[Start of Entries shown]
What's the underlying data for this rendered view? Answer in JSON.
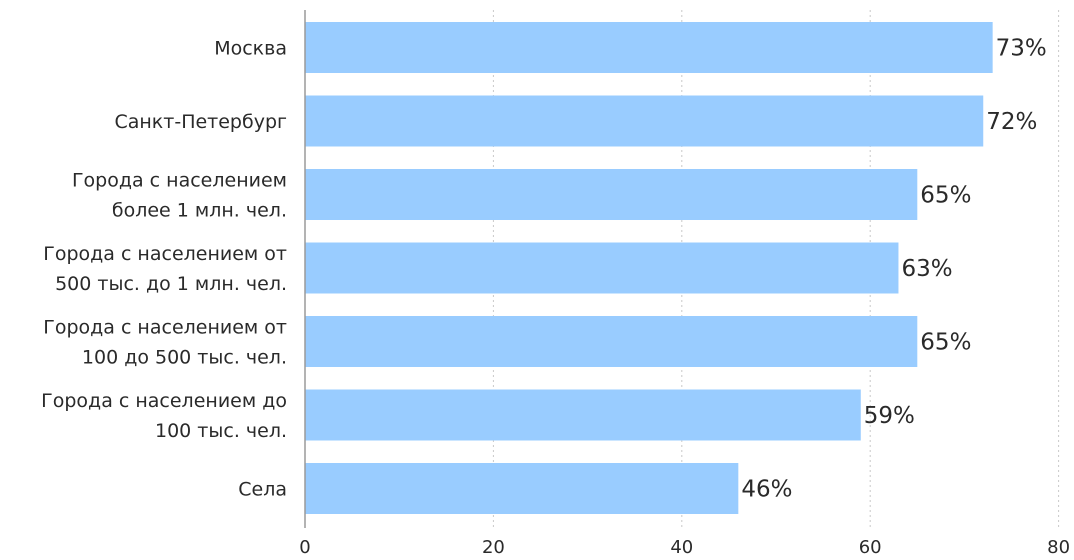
{
  "chart_data": {
    "type": "bar",
    "orientation": "horizontal",
    "categories": [
      [
        "Москва"
      ],
      [
        "Санкт-Петербург"
      ],
      [
        "Города с населением",
        "более 1 млн. чел."
      ],
      [
        "Города с населением от",
        "500 тыс. до 1 млн. чел."
      ],
      [
        "Города с населением от",
        "100 до 500 тыс. чел."
      ],
      [
        "Города с населением до",
        "100 тыс. чел."
      ],
      [
        "Села"
      ]
    ],
    "values": [
      73,
      72,
      65,
      63,
      65,
      59,
      46
    ],
    "value_labels": [
      "73%",
      "72%",
      "65%",
      "63%",
      "65%",
      "59%",
      "46%"
    ],
    "xlim": [
      0,
      80
    ],
    "xticks": [
      0,
      20,
      40,
      60,
      80
    ],
    "grid": true,
    "bar_color": "#99ccff",
    "title": "",
    "xlabel": "",
    "ylabel": ""
  }
}
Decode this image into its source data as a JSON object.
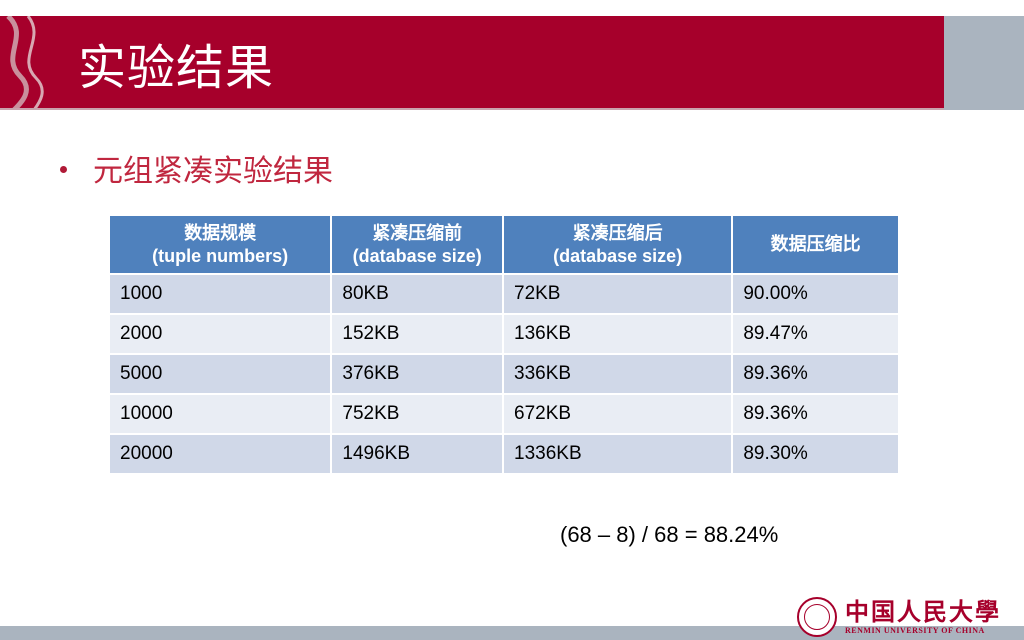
{
  "header": {
    "title": "实验结果"
  },
  "bullet": {
    "text": "元组紧凑实验结果"
  },
  "table": {
    "headers": [
      {
        "line1": "数据规模",
        "line2": "(tuple numbers)"
      },
      {
        "line1": "紧凑压缩前",
        "line2": "(database size)"
      },
      {
        "line1": "紧凑压缩后",
        "line2": "(database size)"
      },
      {
        "line1": "数据压缩比",
        "line2": ""
      }
    ],
    "rows": [
      [
        "1000",
        "80KB",
        "72KB",
        "90.00%"
      ],
      [
        "2000",
        "152KB",
        "136KB",
        "89.47%"
      ],
      [
        "5000",
        "376KB",
        "336KB",
        "89.36%"
      ],
      [
        "10000",
        "752KB",
        "672KB",
        "89.36%"
      ],
      [
        "20000",
        "1496KB",
        "1336KB",
        "89.30%"
      ]
    ]
  },
  "formula": "(68 – 8) / 68 = 88.24%",
  "logo": {
    "cn": "中国人民大學",
    "en": "RENMIN UNIVERSITY OF CHINA"
  },
  "colors": {
    "accent": "#a6002b",
    "table_header": "#4f81bd",
    "row_odd": "#d0d8e8",
    "row_even": "#e9edf4"
  }
}
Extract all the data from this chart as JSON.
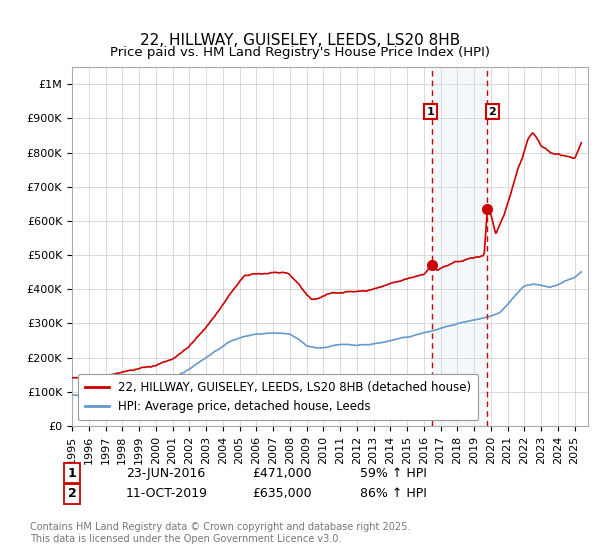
{
  "title_line1": "22, HILLWAY, GUISELEY, LEEDS, LS20 8HB",
  "title_line2": "Price paid vs. HM Land Registry's House Price Index (HPI)",
  "ylabel_ticks": [
    "£0",
    "£100K",
    "£200K",
    "£300K",
    "£400K",
    "£500K",
    "£600K",
    "£700K",
    "£800K",
    "£900K",
    "£1M"
  ],
  "ytick_values": [
    0,
    100000,
    200000,
    300000,
    400000,
    500000,
    600000,
    700000,
    800000,
    900000,
    1000000
  ],
  "ylim": [
    0,
    1050000
  ],
  "xlim_start": 1995.0,
  "xlim_end": 2025.8,
  "x_tick_years": [
    1995,
    1996,
    1997,
    1998,
    1999,
    2000,
    2001,
    2002,
    2003,
    2004,
    2005,
    2006,
    2007,
    2008,
    2009,
    2010,
    2011,
    2012,
    2013,
    2014,
    2015,
    2016,
    2017,
    2018,
    2019,
    2020,
    2021,
    2022,
    2023,
    2024,
    2025
  ],
  "red_line_color": "#cc0000",
  "blue_line_color": "#6699cc",
  "background_color": "#ffffff",
  "grid_color": "#cccccc",
  "marker1_date": 2016.48,
  "marker1_value": 471000,
  "marker1_label": "1",
  "marker2_date": 2019.79,
  "marker2_value": 635000,
  "marker2_label": "2",
  "vline1_x": 2016.48,
  "vline2_x": 2019.79,
  "shade_color": "#ccd9ee",
  "legend_label_red": "22, HILLWAY, GUISELEY, LEEDS, LS20 8HB (detached house)",
  "legend_label_blue": "HPI: Average price, detached house, Leeds",
  "footer": "Contains HM Land Registry data © Crown copyright and database right 2025.\nThis data is licensed under the Open Government Licence v3.0.",
  "title_fontsize": 11,
  "tick_fontsize": 8,
  "legend_fontsize": 8.5,
  "footer_fontsize": 7,
  "ann_fontsize": 9
}
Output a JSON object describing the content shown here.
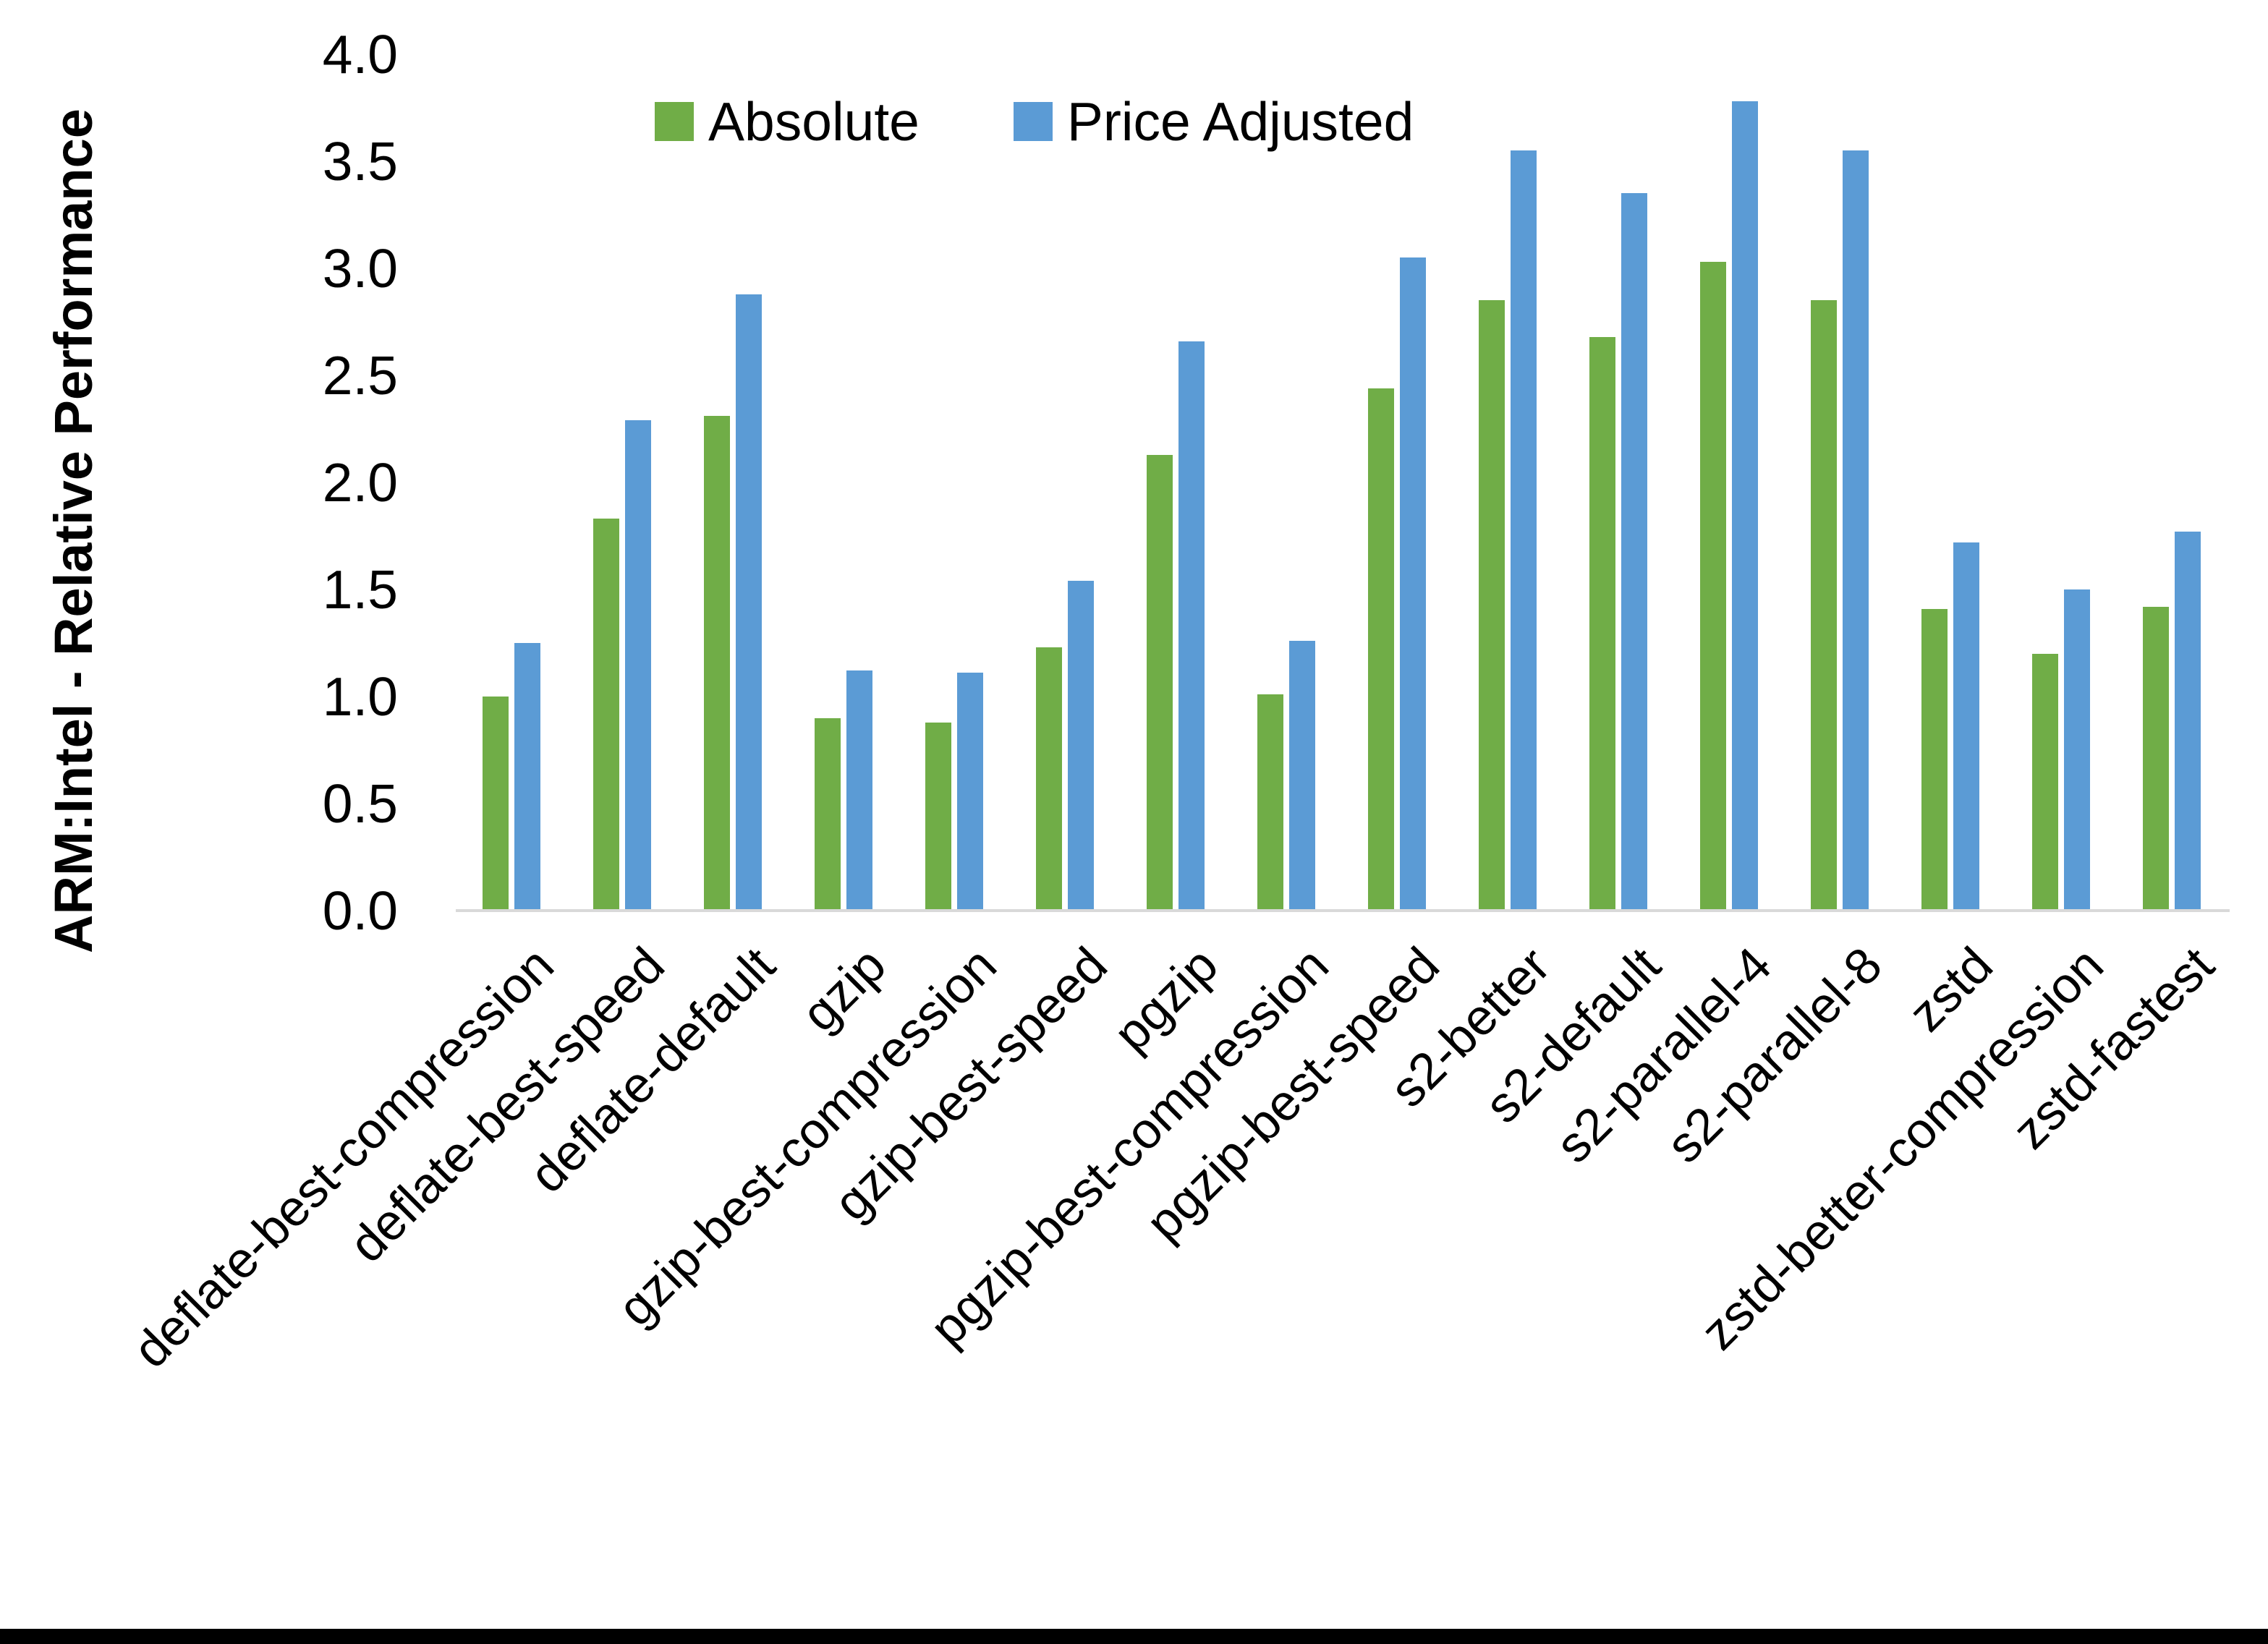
{
  "chart_data": {
    "type": "bar",
    "title": "",
    "ylabel": "ARM:Intel - Relative Performance",
    "xlabel": "",
    "ylim": [
      0.0,
      4.0
    ],
    "ytick_step": 0.5,
    "yticks": [
      "4.0",
      "3.5",
      "3.0",
      "2.5",
      "2.0",
      "1.5",
      "1.0",
      "0.5",
      "0.0"
    ],
    "grid": false,
    "legend_position": "top-center",
    "axis_line_color": "#D9D9D9",
    "categories": [
      "deflate-best-compression",
      "deflate-best-speed",
      "deflate-default",
      "gzip",
      "gzip-best-compression",
      "gzip-best-speed",
      "pgzip",
      "pgzip-best-compression",
      "pgzip-best-speed",
      "s2-better",
      "s2-default",
      "s2-parallel-4",
      "s2-parallel-8",
      "zstd",
      "zstd-better-compression",
      "zstd-fastest"
    ],
    "series": [
      {
        "name": "Absolute",
        "color": "#70AD47",
        "values": [
          1.0,
          1.83,
          2.31,
          0.9,
          0.88,
          1.23,
          2.13,
          1.01,
          2.44,
          2.85,
          2.68,
          3.03,
          2.85,
          1.41,
          1.2,
          1.42
        ]
      },
      {
        "name": "Price Adjusted",
        "color": "#5B9BD5",
        "values": [
          1.25,
          2.29,
          2.88,
          1.12,
          1.11,
          1.54,
          2.66,
          1.26,
          3.05,
          3.55,
          3.35,
          3.78,
          3.55,
          1.72,
          1.5,
          1.77
        ]
      }
    ]
  },
  "frame": {
    "bottom_border_color": "#000000"
  }
}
[End of Entries shown]
Required work: Print every entry above again without changing a word, and omit the pictures.

Worked answer:
What's the underlying data for this rendered view? Answer in JSON.
{
  "chart_data": {
    "type": "bar",
    "orientation": "horizontal",
    "categories": [
      [
        "Москва"
      ],
      [
        "Санкт-Петербург"
      ],
      [
        "Города с населением",
        "более 1 млн. чел."
      ],
      [
        "Города с населением от",
        "500 тыс. до 1 млн. чел."
      ],
      [
        "Города с населением от",
        "100 до 500 тыс. чел."
      ],
      [
        "Города с населением до",
        "100 тыс. чел."
      ],
      [
        "Села"
      ]
    ],
    "values": [
      73,
      72,
      65,
      63,
      65,
      59,
      46
    ],
    "value_labels": [
      "73%",
      "72%",
      "65%",
      "63%",
      "65%",
      "59%",
      "46%"
    ],
    "xlim": [
      0,
      80
    ],
    "xticks": [
      0,
      20,
      40,
      60,
      80
    ],
    "grid": true,
    "bar_color": "#99ccff",
    "title": "",
    "xlabel": "",
    "ylabel": ""
  }
}
Decode this image into its source data as a JSON object.
{
  "header": {
    "title": "实验结果"
  },
  "bullet": {
    "text": "元组紧凑实验结果"
  },
  "table": {
    "headers": [
      {
        "line1": "数据规模",
        "line2": "(tuple numbers)"
      },
      {
        "line1": "紧凑压缩前",
        "line2": "(database size)"
      },
      {
        "line1": "紧凑压缩后",
        "line2": "(database size)"
      },
      {
        "line1": "数据压缩比",
        "line2": ""
      }
    ],
    "rows": [
      [
        "1000",
        "80KB",
        "72KB",
        "90.00%"
      ],
      [
        "2000",
        "152KB",
        "136KB",
        "89.47%"
      ],
      [
        "5000",
        "376KB",
        "336KB",
        "89.36%"
      ],
      [
        "10000",
        "752KB",
        "672KB",
        "89.36%"
      ],
      [
        "20000",
        "1496KB",
        "1336KB",
        "89.30%"
      ]
    ]
  },
  "formula": "(68 – 8) / 68 = 88.24%",
  "logo": {
    "cn": "中国人民大學",
    "en": "RENMIN UNIVERSITY OF CHINA"
  },
  "colors": {
    "accent": "#a6002b",
    "table_header": "#4f81bd",
    "row_odd": "#d0d8e8",
    "row_even": "#e9edf4"
  }
}
Extract all the data from this chart as JSON.
{
  "title_line1": "22, HILLWAY, GUISELEY, LEEDS, LS20 8HB",
  "title_line2": "Price paid vs. HM Land Registry's House Price Index (HPI)",
  "ylabel_ticks": [
    "£0",
    "£100K",
    "£200K",
    "£300K",
    "£400K",
    "£500K",
    "£600K",
    "£700K",
    "£800K",
    "£900K",
    "£1M"
  ],
  "ytick_values": [
    0,
    100000,
    200000,
    300000,
    400000,
    500000,
    600000,
    700000,
    800000,
    900000,
    1000000
  ],
  "ylim": [
    0,
    1050000
  ],
  "xlim_start": 1995.0,
  "xlim_end": 2025.8,
  "x_tick_years": [
    1995,
    1996,
    1997,
    1998,
    1999,
    2000,
    2001,
    2002,
    2003,
    2004,
    2005,
    2006,
    2007,
    2008,
    2009,
    2010,
    2011,
    2012,
    2013,
    2014,
    2015,
    2016,
    2017,
    2018,
    2019,
    2020,
    2021,
    2022,
    2023,
    2024,
    2025
  ],
  "red_line_color": "#cc0000",
  "blue_line_color": "#6699cc",
  "background_color": "#ffffff",
  "grid_color": "#cccccc",
  "marker1_date": 2016.48,
  "marker1_value": 471000,
  "marker1_label": "1",
  "marker2_date": 2019.79,
  "marker2_value": 635000,
  "marker2_label": "2",
  "vline1_x": 2016.48,
  "vline2_x": 2019.79,
  "shade_color": "#ccd9ee",
  "legend_label_red": "22, HILLWAY, GUISELEY, LEEDS, LS20 8HB (detached house)",
  "legend_label_blue": "HPI: Average price, detached house, Leeds",
  "footer": "Contains HM Land Registry data © Crown copyright and database right 2025.\nThis data is licensed under the Open Government Licence v3.0.",
  "title_fontsize": 11,
  "tick_fontsize": 8,
  "legend_fontsize": 8.5,
  "footer_fontsize": 7,
  "ann_fontsize": 9
}
Output a JSON object describing the content shown here.
{
  "chart_data": {
    "type": "bar",
    "title": "",
    "ylabel": "ARM:Intel - Relative Performance",
    "xlabel": "",
    "ylim": [
      0.0,
      4.0
    ],
    "ytick_step": 0.5,
    "yticks": [
      "4.0",
      "3.5",
      "3.0",
      "2.5",
      "2.0",
      "1.5",
      "1.0",
      "0.5",
      "0.0"
    ],
    "grid": false,
    "legend_position": "top-center",
    "axis_line_color": "#D9D9D9",
    "categories": [
      "deflate-best-compression",
      "deflate-best-speed",
      "deflate-default",
      "gzip",
      "gzip-best-compression",
      "gzip-best-speed",
      "pgzip",
      "pgzip-best-compression",
      "pgzip-best-speed",
      "s2-better",
      "s2-default",
      "s2-parallel-4",
      "s2-parallel-8",
      "zstd",
      "zstd-better-compression",
      "zstd-fastest"
    ],
    "series": [
      {
        "name": "Absolute",
        "color": "#70AD47",
        "values": [
          1.0,
          1.83,
          2.31,
          0.9,
          0.88,
          1.23,
          2.13,
          1.01,
          2.44,
          2.85,
          2.68,
          3.03,
          2.85,
          1.41,
          1.2,
          1.42
        ]
      },
      {
        "name": "Price Adjusted",
        "color": "#5B9BD5",
        "values": [
          1.25,
          2.29,
          2.88,
          1.12,
          1.11,
          1.54,
          2.66,
          1.26,
          3.05,
          3.55,
          3.35,
          3.78,
          3.55,
          1.72,
          1.5,
          1.77
        ]
      }
    ]
  },
  "frame": {
    "bottom_border_color": "#000000"
  }
}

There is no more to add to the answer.